Collect all lines from the records below that include the word "title".

start

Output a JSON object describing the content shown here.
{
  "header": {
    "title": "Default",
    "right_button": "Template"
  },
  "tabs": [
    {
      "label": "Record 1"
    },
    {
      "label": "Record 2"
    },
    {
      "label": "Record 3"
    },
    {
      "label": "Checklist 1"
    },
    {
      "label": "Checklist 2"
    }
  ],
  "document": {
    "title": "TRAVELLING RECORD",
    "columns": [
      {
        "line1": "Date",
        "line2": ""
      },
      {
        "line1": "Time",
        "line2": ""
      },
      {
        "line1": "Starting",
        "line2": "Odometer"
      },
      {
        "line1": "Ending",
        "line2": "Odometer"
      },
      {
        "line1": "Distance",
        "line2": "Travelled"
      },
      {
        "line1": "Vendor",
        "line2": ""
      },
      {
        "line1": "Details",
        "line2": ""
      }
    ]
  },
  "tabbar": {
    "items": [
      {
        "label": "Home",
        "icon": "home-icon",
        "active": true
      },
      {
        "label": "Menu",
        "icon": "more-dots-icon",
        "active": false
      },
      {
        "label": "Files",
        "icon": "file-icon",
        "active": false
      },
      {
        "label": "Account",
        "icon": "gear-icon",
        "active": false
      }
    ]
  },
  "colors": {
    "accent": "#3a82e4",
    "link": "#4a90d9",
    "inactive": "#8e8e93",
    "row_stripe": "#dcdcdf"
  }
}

end

## [Solution for this task]
    "title": "Default",
    "title": "TRAVELLING RECORD",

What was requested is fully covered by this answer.